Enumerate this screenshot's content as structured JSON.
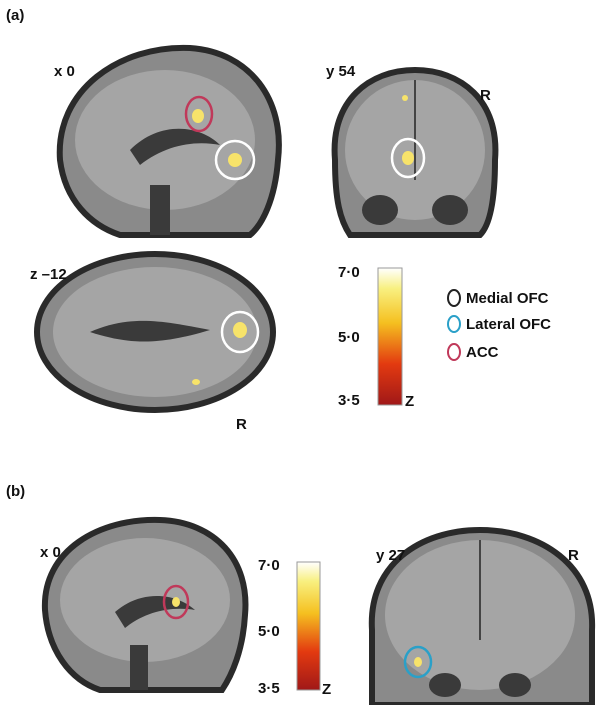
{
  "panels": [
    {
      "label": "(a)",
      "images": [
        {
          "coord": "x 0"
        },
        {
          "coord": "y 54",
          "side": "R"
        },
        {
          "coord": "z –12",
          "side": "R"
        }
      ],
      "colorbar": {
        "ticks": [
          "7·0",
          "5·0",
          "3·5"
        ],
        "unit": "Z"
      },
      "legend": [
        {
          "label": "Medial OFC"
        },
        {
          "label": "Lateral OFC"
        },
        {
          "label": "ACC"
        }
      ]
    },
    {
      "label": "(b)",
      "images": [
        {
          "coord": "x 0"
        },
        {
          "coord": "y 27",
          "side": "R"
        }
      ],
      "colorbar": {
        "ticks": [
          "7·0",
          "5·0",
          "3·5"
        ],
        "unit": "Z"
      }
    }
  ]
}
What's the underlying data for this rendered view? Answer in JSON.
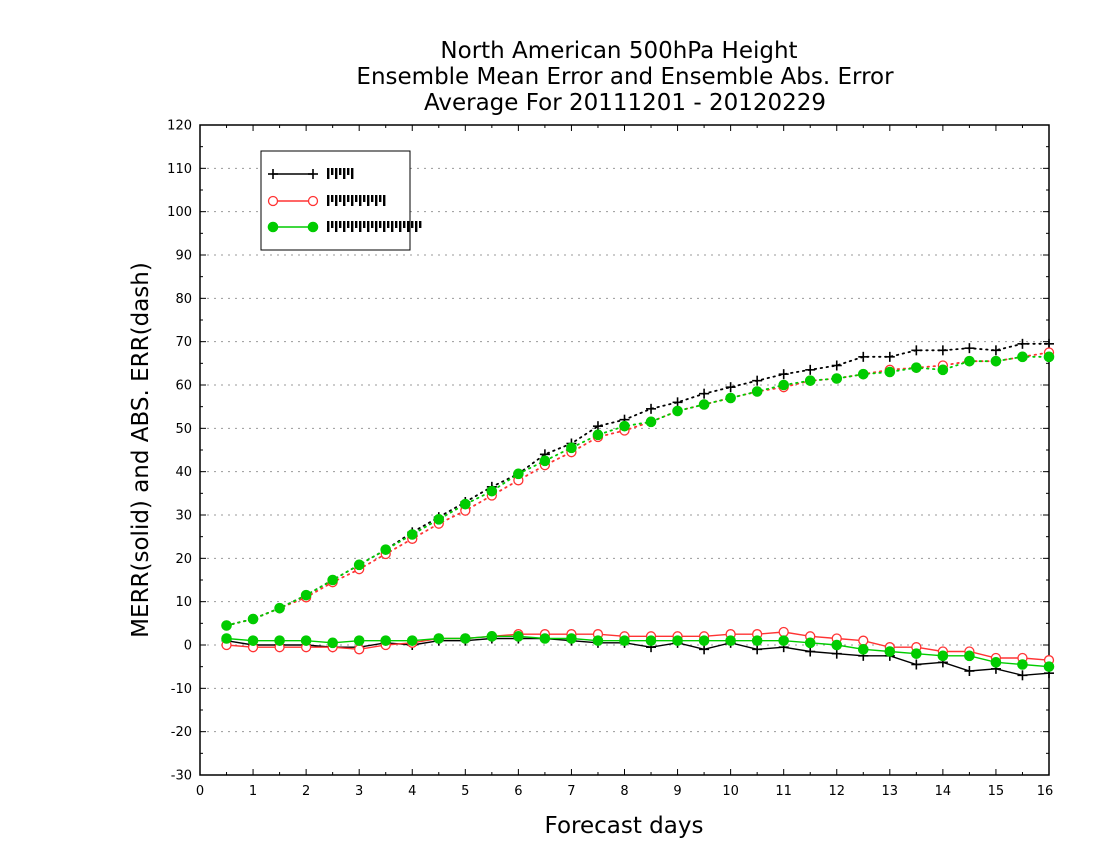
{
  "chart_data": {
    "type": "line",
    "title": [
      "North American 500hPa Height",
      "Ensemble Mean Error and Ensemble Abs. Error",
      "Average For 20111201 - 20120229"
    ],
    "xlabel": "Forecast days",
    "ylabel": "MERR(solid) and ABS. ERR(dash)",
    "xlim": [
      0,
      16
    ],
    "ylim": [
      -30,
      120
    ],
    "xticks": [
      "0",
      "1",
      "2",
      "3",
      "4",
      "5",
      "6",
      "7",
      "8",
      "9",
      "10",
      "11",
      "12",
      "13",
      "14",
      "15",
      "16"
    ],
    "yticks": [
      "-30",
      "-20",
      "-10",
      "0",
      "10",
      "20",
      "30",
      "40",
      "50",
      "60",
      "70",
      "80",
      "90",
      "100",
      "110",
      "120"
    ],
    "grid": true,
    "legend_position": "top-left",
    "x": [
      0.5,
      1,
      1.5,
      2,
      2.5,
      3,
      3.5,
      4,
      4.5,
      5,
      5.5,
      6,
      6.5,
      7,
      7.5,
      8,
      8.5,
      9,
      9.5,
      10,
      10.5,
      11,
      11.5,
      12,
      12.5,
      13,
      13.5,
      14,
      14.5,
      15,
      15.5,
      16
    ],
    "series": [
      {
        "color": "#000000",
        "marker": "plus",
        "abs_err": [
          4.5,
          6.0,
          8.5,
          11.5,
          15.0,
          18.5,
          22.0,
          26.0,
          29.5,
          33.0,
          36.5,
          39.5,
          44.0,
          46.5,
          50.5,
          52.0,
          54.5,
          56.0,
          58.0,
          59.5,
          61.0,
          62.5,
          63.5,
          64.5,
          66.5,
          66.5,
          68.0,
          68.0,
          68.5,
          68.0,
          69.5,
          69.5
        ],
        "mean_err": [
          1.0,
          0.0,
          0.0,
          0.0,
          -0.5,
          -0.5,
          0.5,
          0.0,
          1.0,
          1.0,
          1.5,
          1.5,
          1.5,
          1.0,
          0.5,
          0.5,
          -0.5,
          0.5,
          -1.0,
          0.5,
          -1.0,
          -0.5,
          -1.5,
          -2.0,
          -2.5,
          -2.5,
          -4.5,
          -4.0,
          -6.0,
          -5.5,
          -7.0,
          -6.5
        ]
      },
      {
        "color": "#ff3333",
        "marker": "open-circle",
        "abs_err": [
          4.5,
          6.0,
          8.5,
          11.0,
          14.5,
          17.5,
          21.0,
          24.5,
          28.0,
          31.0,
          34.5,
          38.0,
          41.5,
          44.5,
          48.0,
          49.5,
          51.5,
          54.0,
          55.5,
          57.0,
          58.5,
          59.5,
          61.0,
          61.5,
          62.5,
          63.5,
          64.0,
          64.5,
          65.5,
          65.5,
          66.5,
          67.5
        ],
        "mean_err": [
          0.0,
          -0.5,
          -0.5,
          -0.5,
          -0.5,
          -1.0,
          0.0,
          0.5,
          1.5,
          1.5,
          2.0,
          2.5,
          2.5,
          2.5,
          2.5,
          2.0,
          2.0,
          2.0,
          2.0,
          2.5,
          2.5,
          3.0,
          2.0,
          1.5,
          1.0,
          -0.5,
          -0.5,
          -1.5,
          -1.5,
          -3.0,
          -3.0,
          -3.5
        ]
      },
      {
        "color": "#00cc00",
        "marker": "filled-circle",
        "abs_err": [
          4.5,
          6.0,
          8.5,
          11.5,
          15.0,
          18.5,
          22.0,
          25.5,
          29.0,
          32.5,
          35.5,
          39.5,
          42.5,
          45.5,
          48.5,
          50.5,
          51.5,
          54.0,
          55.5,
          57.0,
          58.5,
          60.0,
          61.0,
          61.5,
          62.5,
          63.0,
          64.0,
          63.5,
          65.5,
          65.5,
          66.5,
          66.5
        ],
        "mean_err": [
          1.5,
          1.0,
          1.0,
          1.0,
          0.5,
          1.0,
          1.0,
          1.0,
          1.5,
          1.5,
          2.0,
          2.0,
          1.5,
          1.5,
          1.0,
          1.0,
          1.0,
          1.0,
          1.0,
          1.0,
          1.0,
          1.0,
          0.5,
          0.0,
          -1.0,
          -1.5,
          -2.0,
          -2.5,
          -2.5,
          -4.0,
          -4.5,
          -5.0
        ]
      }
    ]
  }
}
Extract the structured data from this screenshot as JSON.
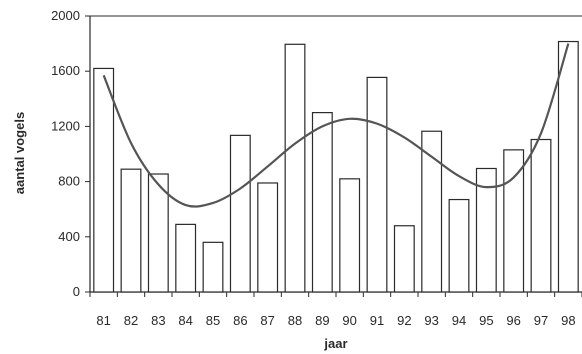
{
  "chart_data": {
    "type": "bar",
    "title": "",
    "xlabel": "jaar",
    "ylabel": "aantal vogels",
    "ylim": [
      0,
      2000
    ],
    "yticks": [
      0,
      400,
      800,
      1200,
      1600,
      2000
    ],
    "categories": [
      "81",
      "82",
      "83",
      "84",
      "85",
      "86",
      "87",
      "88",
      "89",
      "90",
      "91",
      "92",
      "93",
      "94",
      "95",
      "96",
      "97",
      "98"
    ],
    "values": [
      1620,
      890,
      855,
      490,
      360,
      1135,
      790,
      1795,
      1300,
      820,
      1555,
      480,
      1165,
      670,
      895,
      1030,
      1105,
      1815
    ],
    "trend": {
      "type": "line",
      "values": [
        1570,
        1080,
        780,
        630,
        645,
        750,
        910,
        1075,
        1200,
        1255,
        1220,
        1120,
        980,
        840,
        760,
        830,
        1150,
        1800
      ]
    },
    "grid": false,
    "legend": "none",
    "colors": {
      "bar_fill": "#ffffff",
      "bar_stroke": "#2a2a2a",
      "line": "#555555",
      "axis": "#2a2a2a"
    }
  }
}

Work to complete> Copy every entry word for word, but omit the pictures.

Answer for the task>
Enumerate this screenshot's content as structured JSON.
{
  "panels": [
    {
      "label": "(a)",
      "images": [
        {
          "coord": "x 0"
        },
        {
          "coord": "y 54",
          "side": "R"
        },
        {
          "coord": "z –12",
          "side": "R"
        }
      ],
      "colorbar": {
        "ticks": [
          "7·0",
          "5·0",
          "3·5"
        ],
        "unit": "Z"
      },
      "legend": [
        {
          "label": "Medial OFC"
        },
        {
          "label": "Lateral OFC"
        },
        {
          "label": "ACC"
        }
      ]
    },
    {
      "label": "(b)",
      "images": [
        {
          "coord": "x 0"
        },
        {
          "coord": "y 27",
          "side": "R"
        }
      ],
      "colorbar": {
        "ticks": [
          "7·0",
          "5·0",
          "3·5"
        ],
        "unit": "Z"
      }
    }
  ]
}
What's the underlying data for this rendered view? Answer in JSON.
{
  "chart_data": {
    "type": "line",
    "title": [
      "North American 500hPa Height",
      "Ensemble Mean Error and Ensemble Abs. Error",
      "Average For 20111201 - 20120229"
    ],
    "xlabel": "Forecast days",
    "ylabel": "MERR(solid) and ABS. ERR(dash)",
    "xlim": [
      0,
      16
    ],
    "ylim": [
      -30,
      120
    ],
    "xticks": [
      "0",
      "1",
      "2",
      "3",
      "4",
      "5",
      "6",
      "7",
      "8",
      "9",
      "10",
      "11",
      "12",
      "13",
      "14",
      "15",
      "16"
    ],
    "yticks": [
      "-30",
      "-20",
      "-10",
      "0",
      "10",
      "20",
      "30",
      "40",
      "50",
      "60",
      "70",
      "80",
      "90",
      "100",
      "110",
      "120"
    ],
    "grid": true,
    "legend_position": "top-left",
    "x": [
      0.5,
      1,
      1.5,
      2,
      2.5,
      3,
      3.5,
      4,
      4.5,
      5,
      5.5,
      6,
      6.5,
      7,
      7.5,
      8,
      8.5,
      9,
      9.5,
      10,
      10.5,
      11,
      11.5,
      12,
      12.5,
      13,
      13.5,
      14,
      14.5,
      15,
      15.5,
      16
    ],
    "series": [
      {
        "color": "#000000",
        "marker": "plus",
        "abs_err": [
          4.5,
          6.0,
          8.5,
          11.5,
          15.0,
          18.5,
          22.0,
          26.0,
          29.5,
          33.0,
          36.5,
          39.5,
          44.0,
          46.5,
          50.5,
          52.0,
          54.5,
          56.0,
          58.0,
          59.5,
          61.0,
          62.5,
          63.5,
          64.5,
          66.5,
          66.5,
          68.0,
          68.0,
          68.5,
          68.0,
          69.5,
          69.5
        ],
        "mean_err": [
          1.0,
          0.0,
          0.0,
          0.0,
          -0.5,
          -0.5,
          0.5,
          0.0,
          1.0,
          1.0,
          1.5,
          1.5,
          1.5,
          1.0,
          0.5,
          0.5,
          -0.5,
          0.5,
          -1.0,
          0.5,
          -1.0,
          -0.5,
          -1.5,
          -2.0,
          -2.5,
          -2.5,
          -4.5,
          -4.0,
          -6.0,
          -5.5,
          -7.0,
          -6.5
        ]
      },
      {
        "color": "#ff3333",
        "marker": "open-circle",
        "abs_err": [
          4.5,
          6.0,
          8.5,
          11.0,
          14.5,
          17.5,
          21.0,
          24.5,
          28.0,
          31.0,
          34.5,
          38.0,
          41.5,
          44.5,
          48.0,
          49.5,
          51.5,
          54.0,
          55.5,
          57.0,
          58.5,
          59.5,
          61.0,
          61.5,
          62.5,
          63.5,
          64.0,
          64.5,
          65.5,
          65.5,
          66.5,
          67.5
        ],
        "mean_err": [
          0.0,
          -0.5,
          -0.5,
          -0.5,
          -0.5,
          -1.0,
          0.0,
          0.5,
          1.5,
          1.5,
          2.0,
          2.5,
          2.5,
          2.5,
          2.5,
          2.0,
          2.0,
          2.0,
          2.0,
          2.5,
          2.5,
          3.0,
          2.0,
          1.5,
          1.0,
          -0.5,
          -0.5,
          -1.5,
          -1.5,
          -3.0,
          -3.0,
          -3.5
        ]
      },
      {
        "color": "#00cc00",
        "marker": "filled-circle",
        "abs_err": [
          4.5,
          6.0,
          8.5,
          11.5,
          15.0,
          18.5,
          22.0,
          25.5,
          29.0,
          32.5,
          35.5,
          39.5,
          42.5,
          45.5,
          48.5,
          50.5,
          51.5,
          54.0,
          55.5,
          57.0,
          58.5,
          60.0,
          61.0,
          61.5,
          62.5,
          63.0,
          64.0,
          63.5,
          65.5,
          65.5,
          66.5,
          66.5
        ],
        "mean_err": [
          1.5,
          1.0,
          1.0,
          1.0,
          0.5,
          1.0,
          1.0,
          1.0,
          1.5,
          1.5,
          2.0,
          2.0,
          1.5,
          1.5,
          1.0,
          1.0,
          1.0,
          1.0,
          1.0,
          1.0,
          1.0,
          1.0,
          0.5,
          0.0,
          -1.0,
          -1.5,
          -2.0,
          -2.5,
          -2.5,
          -4.0,
          -4.5,
          -5.0
        ]
      }
    ]
  }
}
Extract the structured data from this screenshot as JSON.
{
  "chart_data": {
    "type": "bar",
    "title": "",
    "xlabel": "jaar",
    "ylabel": "aantal vogels",
    "ylim": [
      0,
      2000
    ],
    "yticks": [
      0,
      400,
      800,
      1200,
      1600,
      2000
    ],
    "categories": [
      "81",
      "82",
      "83",
      "84",
      "85",
      "86",
      "87",
      "88",
      "89",
      "90",
      "91",
      "92",
      "93",
      "94",
      "95",
      "96",
      "97",
      "98"
    ],
    "values": [
      1620,
      890,
      855,
      490,
      360,
      1135,
      790,
      1795,
      1300,
      820,
      1555,
      480,
      1165,
      670,
      895,
      1030,
      1105,
      1815
    ],
    "trend": {
      "type": "line",
      "values": [
        1570,
        1080,
        780,
        630,
        645,
        750,
        910,
        1075,
        1200,
        1255,
        1220,
        1120,
        980,
        840,
        760,
        830,
        1150,
        1800
      ]
    },
    "grid": false,
    "legend": "none",
    "colors": {
      "bar_fill": "#ffffff",
      "bar_stroke": "#2a2a2a",
      "line": "#555555",
      "axis": "#2a2a2a"
    }
  }
}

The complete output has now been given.